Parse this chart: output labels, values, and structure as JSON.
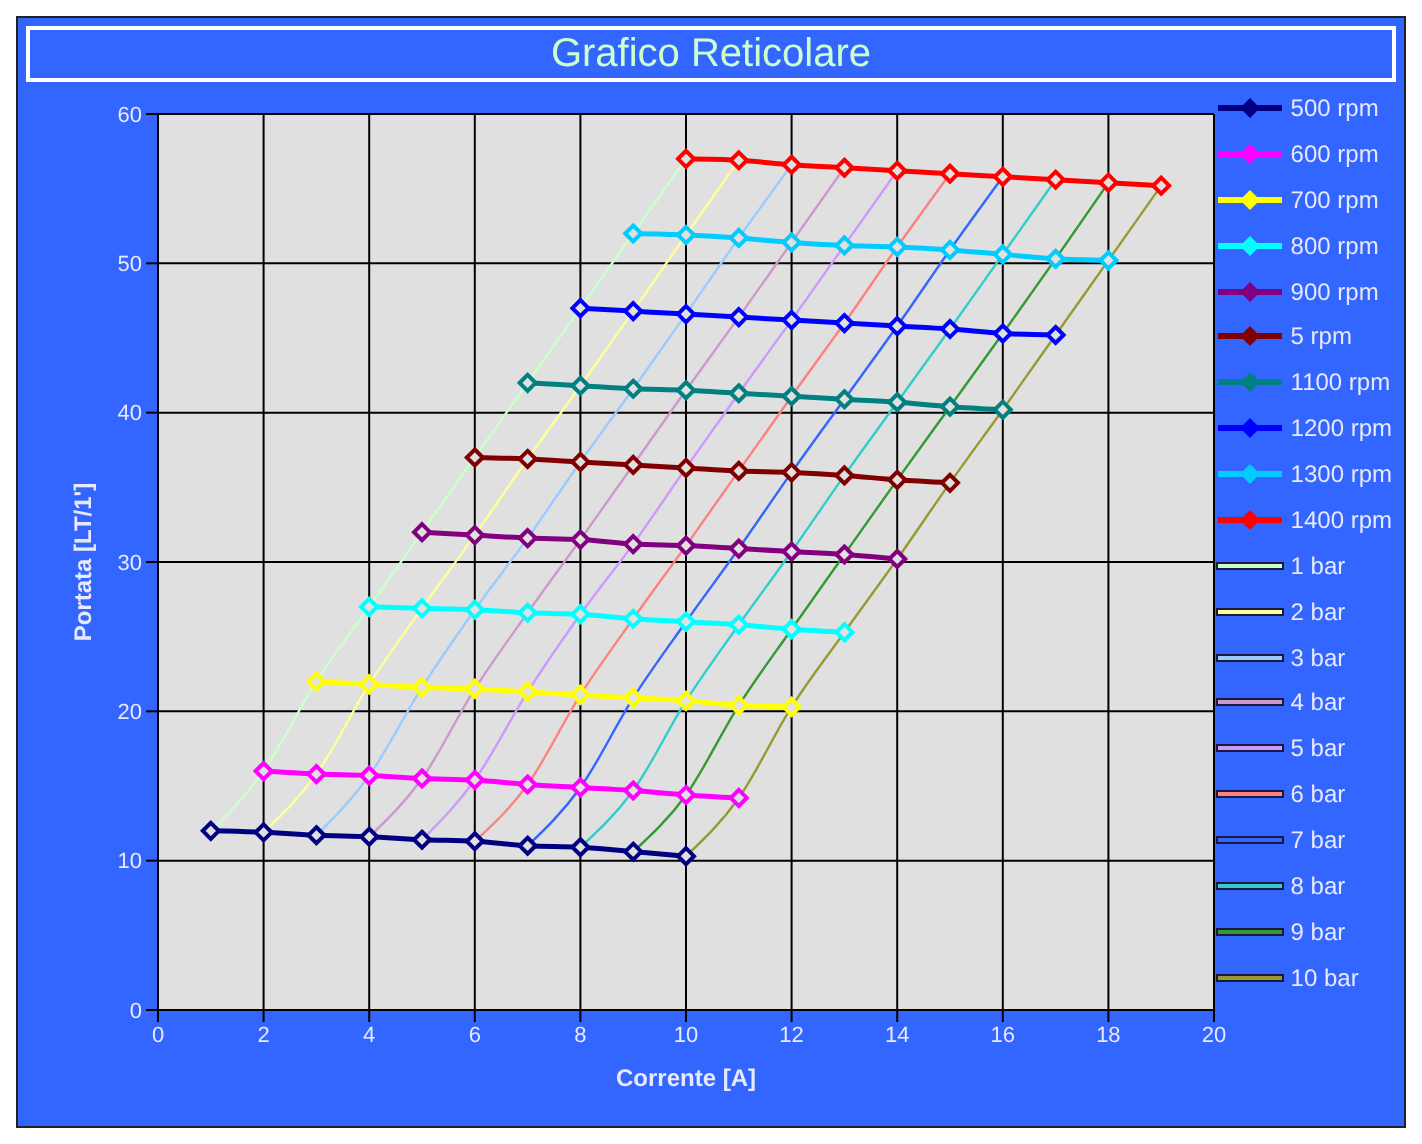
{
  "chart_data": {
    "type": "line",
    "title": "Grafico Reticolare",
    "xlabel": "Corrente [A]",
    "ylabel": "Portata [LT/1']",
    "xlim": [
      0,
      20
    ],
    "xticks": [
      0,
      2,
      4,
      6,
      8,
      10,
      12,
      14,
      16,
      18,
      20
    ],
    "ylim": [
      0,
      60
    ],
    "yticks": [
      0,
      10,
      20,
      30,
      40,
      50,
      60
    ],
    "grid": true,
    "legend": "right",
    "line_style": "solid",
    "series": [
      {
        "name": "500 rpm",
        "color": "#000080",
        "marker": "diamond",
        "x": [
          1,
          2,
          3,
          4,
          5,
          6,
          7,
          8,
          9,
          10
        ],
        "values": [
          12,
          11.9,
          11.7,
          11.6,
          11.4,
          11.3,
          11,
          10.9,
          10.6,
          10.3
        ]
      },
      {
        "name": "600 rpm",
        "color": "#ff00ff",
        "marker": "diamond",
        "x": [
          2,
          3,
          4,
          5,
          6,
          7,
          8,
          9,
          10,
          11
        ],
        "values": [
          16,
          15.8,
          15.7,
          15.5,
          15.4,
          15.1,
          14.9,
          14.7,
          14.4,
          14.2
        ]
      },
      {
        "name": "700 rpm",
        "color": "#ffff00",
        "marker": "diamond",
        "x": [
          3,
          4,
          5,
          6,
          7,
          8,
          9,
          10,
          11,
          12
        ],
        "values": [
          22,
          21.8,
          21.6,
          21.5,
          21.3,
          21.1,
          20.9,
          20.7,
          20.4,
          20.3
        ]
      },
      {
        "name": "800 rpm",
        "color": "#00ffff",
        "marker": "diamond",
        "x": [
          4,
          5,
          6,
          7,
          8,
          9,
          10,
          11,
          12,
          13
        ],
        "values": [
          27,
          26.9,
          26.8,
          26.6,
          26.5,
          26.2,
          26,
          25.8,
          25.5,
          25.3
        ]
      },
      {
        "name": "900 rpm",
        "color": "#800080",
        "marker": "diamond",
        "x": [
          5,
          6,
          7,
          8,
          9,
          10,
          11,
          12,
          13,
          14
        ],
        "values": [
          32,
          31.8,
          31.6,
          31.5,
          31.2,
          31.1,
          30.9,
          30.7,
          30.5,
          30.2
        ]
      },
      {
        "name": "5 rpm",
        "color": "#800000",
        "marker": "diamond",
        "x": [
          6,
          7,
          8,
          9,
          10,
          11,
          12,
          13,
          14,
          15
        ],
        "values": [
          37,
          36.9,
          36.7,
          36.5,
          36.3,
          36.1,
          36,
          35.8,
          35.5,
          35.3
        ]
      },
      {
        "name": "1100 rpm",
        "color": "#008080",
        "marker": "diamond",
        "x": [
          7,
          8,
          9,
          10,
          11,
          12,
          13,
          14,
          15,
          16
        ],
        "values": [
          42,
          41.8,
          41.6,
          41.5,
          41.3,
          41.1,
          40.9,
          40.7,
          40.4,
          40.2
        ]
      },
      {
        "name": "1200 rpm",
        "color": "#0000ff",
        "marker": "diamond",
        "x": [
          8,
          9,
          10,
          11,
          12,
          13,
          14,
          15,
          16,
          17
        ],
        "values": [
          47,
          46.8,
          46.6,
          46.4,
          46.2,
          46,
          45.8,
          45.6,
          45.3,
          45.2
        ]
      },
      {
        "name": "1300 rpm",
        "color": "#00ccff",
        "marker": "diamond",
        "x": [
          9,
          10,
          11,
          12,
          13,
          14,
          15,
          16,
          17,
          18
        ],
        "values": [
          52,
          51.9,
          51.7,
          51.4,
          51.2,
          51.1,
          50.9,
          50.6,
          50.3,
          50.2
        ]
      },
      {
        "name": "1400 rpm",
        "color": "#ff0000",
        "marker": "diamond",
        "x": [
          10,
          11,
          12,
          13,
          14,
          15,
          16,
          17,
          18,
          19
        ],
        "values": [
          57,
          56.9,
          56.6,
          56.4,
          56.2,
          56,
          55.8,
          55.6,
          55.4,
          55.2
        ]
      },
      {
        "name": "1 bar",
        "color": "#ccffcc",
        "marker": "none",
        "x": [
          1,
          2,
          3,
          4,
          5,
          6,
          7,
          8,
          9,
          10
        ],
        "values": [
          12,
          16,
          22,
          27,
          32,
          37,
          42,
          47,
          52,
          57
        ]
      },
      {
        "name": "2 bar",
        "color": "#ffff99",
        "marker": "none",
        "x": [
          2,
          3,
          4,
          5,
          6,
          7,
          8,
          9,
          10,
          11
        ],
        "values": [
          11.9,
          15.8,
          21.8,
          26.9,
          31.8,
          36.9,
          41.8,
          46.8,
          51.9,
          56.9
        ]
      },
      {
        "name": "3 bar",
        "color": "#99ccff",
        "marker": "none",
        "x": [
          3,
          4,
          5,
          6,
          7,
          8,
          9,
          10,
          11,
          12
        ],
        "values": [
          11.7,
          15.7,
          21.6,
          26.8,
          31.6,
          36.7,
          41.6,
          46.6,
          51.7,
          56.6
        ]
      },
      {
        "name": "4 bar",
        "color": "#cc99cc",
        "marker": "none",
        "x": [
          4,
          5,
          6,
          7,
          8,
          9,
          10,
          11,
          12,
          13
        ],
        "values": [
          11.6,
          15.5,
          21.5,
          26.6,
          31.5,
          36.5,
          41.5,
          46.4,
          51.4,
          56.4
        ]
      },
      {
        "name": "5 bar",
        "color": "#cc99ff",
        "marker": "none",
        "x": [
          5,
          6,
          7,
          8,
          9,
          10,
          11,
          12,
          13,
          14
        ],
        "values": [
          11.4,
          15.4,
          21.3,
          26.5,
          31.2,
          36.3,
          41.3,
          46.2,
          51.2,
          56.2
        ]
      },
      {
        "name": "6 bar",
        "color": "#ff8080",
        "marker": "none",
        "x": [
          6,
          7,
          8,
          9,
          10,
          11,
          12,
          13,
          14,
          15
        ],
        "values": [
          11.3,
          15.1,
          21.1,
          26.2,
          31.1,
          36.1,
          41.1,
          46,
          51.1,
          56
        ]
      },
      {
        "name": "7 bar",
        "color": "#3366ff",
        "marker": "none",
        "x": [
          7,
          8,
          9,
          10,
          11,
          12,
          13,
          14,
          15,
          16
        ],
        "values": [
          11,
          14.9,
          20.9,
          26,
          30.9,
          36,
          40.9,
          45.8,
          50.9,
          55.8
        ]
      },
      {
        "name": "8 bar",
        "color": "#33cccc",
        "marker": "none",
        "x": [
          8,
          9,
          10,
          11,
          12,
          13,
          14,
          15,
          16,
          17
        ],
        "values": [
          10.9,
          14.7,
          20.7,
          25.8,
          30.7,
          35.8,
          40.7,
          45.6,
          50.6,
          55.6
        ]
      },
      {
        "name": "9 bar",
        "color": "#339933",
        "marker": "none",
        "x": [
          9,
          10,
          11,
          12,
          13,
          14,
          15,
          16,
          17,
          18
        ],
        "values": [
          10.6,
          14.4,
          20.4,
          25.5,
          30.5,
          35.5,
          40.4,
          45.3,
          50.3,
          55.4
        ]
      },
      {
        "name": "10 bar",
        "color": "#999933",
        "marker": "none",
        "x": [
          10,
          11,
          12,
          13,
          14,
          15,
          16,
          17,
          18,
          19
        ],
        "values": [
          10.3,
          14.2,
          20.3,
          25.3,
          30.2,
          35.3,
          40.2,
          45.2,
          50.2,
          55.2
        ]
      }
    ]
  }
}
_ _ _ _ _ _ _
▶ _REQUIRED WORK_
Each entry above should be reproduced exactly, with the pictures removed.

▶ _OUTPUT FOR THIS EXERCISE_
Parse this chart: output labels, values, and structure as JSON.
{
  "chart_data": {
    "type": "line",
    "title": "Grafico Reticolare",
    "xlabel": "Corrente [A]",
    "ylabel": "Portata [LT/1']",
    "xlim": [
      0,
      20
    ],
    "xticks": [
      0,
      2,
      4,
      6,
      8,
      10,
      12,
      14,
      16,
      18,
      20
    ],
    "ylim": [
      0,
      60
    ],
    "yticks": [
      0,
      10,
      20,
      30,
      40,
      50,
      60
    ],
    "grid": true,
    "legend": "right",
    "line_style": "solid",
    "series": [
      {
        "name": "500 rpm",
        "color": "#000080",
        "marker": "diamond",
        "x": [
          1,
          2,
          3,
          4,
          5,
          6,
          7,
          8,
          9,
          10
        ],
        "values": [
          12,
          11.9,
          11.7,
          11.6,
          11.4,
          11.3,
          11,
          10.9,
          10.6,
          10.3
        ]
      },
      {
        "name": "600 rpm",
        "color": "#ff00ff",
        "marker": "diamond",
        "x": [
          2,
          3,
          4,
          5,
          6,
          7,
          8,
          9,
          10,
          11
        ],
        "values": [
          16,
          15.8,
          15.7,
          15.5,
          15.4,
          15.1,
          14.9,
          14.7,
          14.4,
          14.2
        ]
      },
      {
        "name": "700 rpm",
        "color": "#ffff00",
        "marker": "diamond",
        "x": [
          3,
          4,
          5,
          6,
          7,
          8,
          9,
          10,
          11,
          12
        ],
        "values": [
          22,
          21.8,
          21.6,
          21.5,
          21.3,
          21.1,
          20.9,
          20.7,
          20.4,
          20.3
        ]
      },
      {
        "name": "800 rpm",
        "color": "#00ffff",
        "marker": "diamond",
        "x": [
          4,
          5,
          6,
          7,
          8,
          9,
          10,
          11,
          12,
          13
        ],
        "values": [
          27,
          26.9,
          26.8,
          26.6,
          26.5,
          26.2,
          26,
          25.8,
          25.5,
          25.3
        ]
      },
      {
        "name": "900 rpm",
        "color": "#800080",
        "marker": "diamond",
        "x": [
          5,
          6,
          7,
          8,
          9,
          10,
          11,
          12,
          13,
          14
        ],
        "values": [
          32,
          31.8,
          31.6,
          31.5,
          31.2,
          31.1,
          30.9,
          30.7,
          30.5,
          30.2
        ]
      },
      {
        "name": "5 rpm",
        "color": "#800000",
        "marker": "diamond",
        "x": [
          6,
          7,
          8,
          9,
          10,
          11,
          12,
          13,
          14,
          15
        ],
        "values": [
          37,
          36.9,
          36.7,
          36.5,
          36.3,
          36.1,
          36,
          35.8,
          35.5,
          35.3
        ]
      },
      {
        "name": "1100 rpm",
        "color": "#008080",
        "marker": "diamond",
        "x": [
          7,
          8,
          9,
          10,
          11,
          12,
          13,
          14,
          15,
          16
        ],
        "values": [
          42,
          41.8,
          41.6,
          41.5,
          41.3,
          41.1,
          40.9,
          40.7,
          40.4,
          40.2
        ]
      },
      {
        "name": "1200 rpm",
        "color": "#0000ff",
        "marker": "diamond",
        "x": [
          8,
          9,
          10,
          11,
          12,
          13,
          14,
          15,
          16,
          17
        ],
        "values": [
          47,
          46.8,
          46.6,
          46.4,
          46.2,
          46,
          45.8,
          45.6,
          45.3,
          45.2
        ]
      },
      {
        "name": "1300 rpm",
        "color": "#00ccff",
        "marker": "diamond",
        "x": [
          9,
          10,
          11,
          12,
          13,
          14,
          15,
          16,
          17,
          18
        ],
        "values": [
          52,
          51.9,
          51.7,
          51.4,
          51.2,
          51.1,
          50.9,
          50.6,
          50.3,
          50.2
        ]
      },
      {
        "name": "1400 rpm",
        "color": "#ff0000",
        "marker": "diamond",
        "x": [
          10,
          11,
          12,
          13,
          14,
          15,
          16,
          17,
          18,
          19
        ],
        "values": [
          57,
          56.9,
          56.6,
          56.4,
          56.2,
          56,
          55.8,
          55.6,
          55.4,
          55.2
        ]
      },
      {
        "name": "1 bar",
        "color": "#ccffcc",
        "marker": "none",
        "x": [
          1,
          2,
          3,
          4,
          5,
          6,
          7,
          8,
          9,
          10
        ],
        "values": [
          12,
          16,
          22,
          27,
          32,
          37,
          42,
          47,
          52,
          57
        ]
      },
      {
        "name": "2 bar",
        "color": "#ffff99",
        "marker": "none",
        "x": [
          2,
          3,
          4,
          5,
          6,
          7,
          8,
          9,
          10,
          11
        ],
        "values": [
          11.9,
          15.8,
          21.8,
          26.9,
          31.8,
          36.9,
          41.8,
          46.8,
          51.9,
          56.9
        ]
      },
      {
        "name": "3 bar",
        "color": "#99ccff",
        "marker": "none",
        "x": [
          3,
          4,
          5,
          6,
          7,
          8,
          9,
          10,
          11,
          12
        ],
        "values": [
          11.7,
          15.7,
          21.6,
          26.8,
          31.6,
          36.7,
          41.6,
          46.6,
          51.7,
          56.6
        ]
      },
      {
        "name": "4 bar",
        "color": "#cc99cc",
        "marker": "none",
        "x": [
          4,
          5,
          6,
          7,
          8,
          9,
          10,
          11,
          12,
          13
        ],
        "values": [
          11.6,
          15.5,
          21.5,
          26.6,
          31.5,
          36.5,
          41.5,
          46.4,
          51.4,
          56.4
        ]
      },
      {
        "name": "5 bar",
        "color": "#cc99ff",
        "marker": "none",
        "x": [
          5,
          6,
          7,
          8,
          9,
          10,
          11,
          12,
          13,
          14
        ],
        "values": [
          11.4,
          15.4,
          21.3,
          26.5,
          31.2,
          36.3,
          41.3,
          46.2,
          51.2,
          56.2
        ]
      },
      {
        "name": "6 bar",
        "color": "#ff8080",
        "marker": "none",
        "x": [
          6,
          7,
          8,
          9,
          10,
          11,
          12,
          13,
          14,
          15
        ],
        "values": [
          11.3,
          15.1,
          21.1,
          26.2,
          31.1,
          36.1,
          41.1,
          46,
          51.1,
          56
        ]
      },
      {
        "name": "7 bar",
        "color": "#3366ff",
        "marker": "none",
        "x": [
          7,
          8,
          9,
          10,
          11,
          12,
          13,
          14,
          15,
          16
        ],
        "values": [
          11,
          14.9,
          20.9,
          26,
          30.9,
          36,
          40.9,
          45.8,
          50.9,
          55.8
        ]
      },
      {
        "name": "8 bar",
        "color": "#33cccc",
        "marker": "none",
        "x": [
          8,
          9,
          10,
          11,
          12,
          13,
          14,
          15,
          16,
          17
        ],
        "values": [
          10.9,
          14.7,
          20.7,
          25.8,
          30.7,
          35.8,
          40.7,
          45.6,
          50.6,
          55.6
        ]
      },
      {
        "name": "9 bar",
        "color": "#339933",
        "marker": "none",
        "x": [
          9,
          10,
          11,
          12,
          13,
          14,
          15,
          16,
          17,
          18
        ],
        "values": [
          10.6,
          14.4,
          20.4,
          25.5,
          30.5,
          35.5,
          40.4,
          45.3,
          50.3,
          55.4
        ]
      },
      {
        "name": "10 bar",
        "color": "#999933",
        "marker": "none",
        "x": [
          10,
          11,
          12,
          13,
          14,
          15,
          16,
          17,
          18,
          19
        ],
        "values": [
          10.3,
          14.2,
          20.3,
          25.3,
          30.2,
          35.3,
          40.2,
          45.2,
          50.2,
          55.2
        ]
      }
    ]
  }
}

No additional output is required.